>> BEGIN EXERCISE INPUT
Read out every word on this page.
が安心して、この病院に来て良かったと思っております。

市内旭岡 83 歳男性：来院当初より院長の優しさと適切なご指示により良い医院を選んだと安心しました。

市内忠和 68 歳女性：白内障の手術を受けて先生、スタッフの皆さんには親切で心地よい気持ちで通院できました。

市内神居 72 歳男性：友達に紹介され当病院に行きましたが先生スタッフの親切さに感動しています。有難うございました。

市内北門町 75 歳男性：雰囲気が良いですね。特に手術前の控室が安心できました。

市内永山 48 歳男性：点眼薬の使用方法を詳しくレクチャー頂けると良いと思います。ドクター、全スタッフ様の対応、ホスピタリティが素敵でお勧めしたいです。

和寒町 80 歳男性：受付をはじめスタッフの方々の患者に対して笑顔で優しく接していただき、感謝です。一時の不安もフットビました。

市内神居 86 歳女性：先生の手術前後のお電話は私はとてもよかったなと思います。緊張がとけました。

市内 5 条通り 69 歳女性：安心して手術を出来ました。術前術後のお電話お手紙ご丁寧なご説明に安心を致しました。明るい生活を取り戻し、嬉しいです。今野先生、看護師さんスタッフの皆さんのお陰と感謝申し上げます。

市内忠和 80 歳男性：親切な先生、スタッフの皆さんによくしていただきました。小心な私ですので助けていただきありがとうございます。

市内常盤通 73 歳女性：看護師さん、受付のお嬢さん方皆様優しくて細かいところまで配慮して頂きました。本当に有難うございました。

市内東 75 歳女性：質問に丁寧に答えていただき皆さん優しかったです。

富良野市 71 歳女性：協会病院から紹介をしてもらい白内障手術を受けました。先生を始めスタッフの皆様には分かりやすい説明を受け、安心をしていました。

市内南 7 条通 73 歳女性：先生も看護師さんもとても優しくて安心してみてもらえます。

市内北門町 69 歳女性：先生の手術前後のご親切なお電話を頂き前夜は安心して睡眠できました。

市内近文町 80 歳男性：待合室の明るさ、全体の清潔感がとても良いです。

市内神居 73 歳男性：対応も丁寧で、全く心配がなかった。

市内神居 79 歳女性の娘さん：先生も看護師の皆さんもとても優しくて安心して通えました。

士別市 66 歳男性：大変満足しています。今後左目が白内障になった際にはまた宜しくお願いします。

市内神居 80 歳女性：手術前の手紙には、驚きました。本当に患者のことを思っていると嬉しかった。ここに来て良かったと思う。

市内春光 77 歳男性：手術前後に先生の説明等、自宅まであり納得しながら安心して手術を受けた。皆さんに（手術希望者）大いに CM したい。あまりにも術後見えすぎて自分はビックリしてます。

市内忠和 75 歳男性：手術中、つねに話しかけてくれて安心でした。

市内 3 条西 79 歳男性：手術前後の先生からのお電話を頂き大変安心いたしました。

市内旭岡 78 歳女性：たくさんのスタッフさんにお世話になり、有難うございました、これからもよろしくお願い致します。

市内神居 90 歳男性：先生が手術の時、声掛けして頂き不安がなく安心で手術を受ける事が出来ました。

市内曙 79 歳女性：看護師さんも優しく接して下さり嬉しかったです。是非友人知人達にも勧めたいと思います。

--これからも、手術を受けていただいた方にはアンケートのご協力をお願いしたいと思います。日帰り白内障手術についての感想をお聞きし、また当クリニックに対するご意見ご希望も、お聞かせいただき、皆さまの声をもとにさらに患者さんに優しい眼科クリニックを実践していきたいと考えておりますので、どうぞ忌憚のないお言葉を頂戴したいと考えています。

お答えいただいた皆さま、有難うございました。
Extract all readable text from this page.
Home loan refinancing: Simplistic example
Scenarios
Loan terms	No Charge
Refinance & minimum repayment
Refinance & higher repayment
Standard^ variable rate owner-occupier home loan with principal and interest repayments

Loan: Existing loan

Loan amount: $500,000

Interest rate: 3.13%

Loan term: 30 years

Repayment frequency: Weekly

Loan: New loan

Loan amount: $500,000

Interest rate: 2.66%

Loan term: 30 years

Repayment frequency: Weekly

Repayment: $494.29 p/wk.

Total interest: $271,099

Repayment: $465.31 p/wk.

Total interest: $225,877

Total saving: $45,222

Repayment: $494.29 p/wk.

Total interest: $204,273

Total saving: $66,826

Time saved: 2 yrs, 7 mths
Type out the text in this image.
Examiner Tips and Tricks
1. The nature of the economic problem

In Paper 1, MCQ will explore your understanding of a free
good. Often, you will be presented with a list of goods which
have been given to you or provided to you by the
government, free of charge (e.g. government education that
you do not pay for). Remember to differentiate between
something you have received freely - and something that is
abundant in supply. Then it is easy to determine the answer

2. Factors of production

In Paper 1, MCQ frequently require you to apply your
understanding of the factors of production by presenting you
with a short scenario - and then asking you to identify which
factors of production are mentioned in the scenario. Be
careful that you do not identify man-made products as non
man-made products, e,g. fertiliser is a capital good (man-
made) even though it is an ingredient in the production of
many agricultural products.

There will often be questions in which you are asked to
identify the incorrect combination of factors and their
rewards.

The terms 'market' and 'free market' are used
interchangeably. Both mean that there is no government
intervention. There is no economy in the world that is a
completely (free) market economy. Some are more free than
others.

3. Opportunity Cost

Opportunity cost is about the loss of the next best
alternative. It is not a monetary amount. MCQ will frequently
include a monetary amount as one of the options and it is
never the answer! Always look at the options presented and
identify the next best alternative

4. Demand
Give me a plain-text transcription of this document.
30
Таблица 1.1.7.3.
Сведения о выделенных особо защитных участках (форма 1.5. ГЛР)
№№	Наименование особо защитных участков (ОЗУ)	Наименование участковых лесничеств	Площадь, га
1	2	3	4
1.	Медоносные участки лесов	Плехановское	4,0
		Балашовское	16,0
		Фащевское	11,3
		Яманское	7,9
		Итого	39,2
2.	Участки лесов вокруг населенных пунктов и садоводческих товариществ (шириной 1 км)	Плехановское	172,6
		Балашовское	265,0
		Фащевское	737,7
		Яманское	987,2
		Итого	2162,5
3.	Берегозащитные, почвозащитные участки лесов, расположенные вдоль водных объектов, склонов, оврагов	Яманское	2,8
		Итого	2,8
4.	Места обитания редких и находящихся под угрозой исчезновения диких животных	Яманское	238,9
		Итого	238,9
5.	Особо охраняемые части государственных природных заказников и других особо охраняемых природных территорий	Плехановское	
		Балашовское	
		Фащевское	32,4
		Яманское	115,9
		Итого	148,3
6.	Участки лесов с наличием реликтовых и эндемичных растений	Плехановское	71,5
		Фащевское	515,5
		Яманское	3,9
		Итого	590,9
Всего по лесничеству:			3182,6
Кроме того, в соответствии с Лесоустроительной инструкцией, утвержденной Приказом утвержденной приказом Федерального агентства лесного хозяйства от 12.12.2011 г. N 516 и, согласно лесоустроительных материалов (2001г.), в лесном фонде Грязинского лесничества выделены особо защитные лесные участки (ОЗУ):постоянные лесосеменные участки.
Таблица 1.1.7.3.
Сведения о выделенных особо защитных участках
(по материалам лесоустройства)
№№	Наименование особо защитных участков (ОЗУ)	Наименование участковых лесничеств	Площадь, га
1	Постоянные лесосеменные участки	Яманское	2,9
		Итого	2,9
>> END EXERCISE INPUT
JOB: Return only the count of lines in the records that hold the word "monetary".

THE REPLY: 2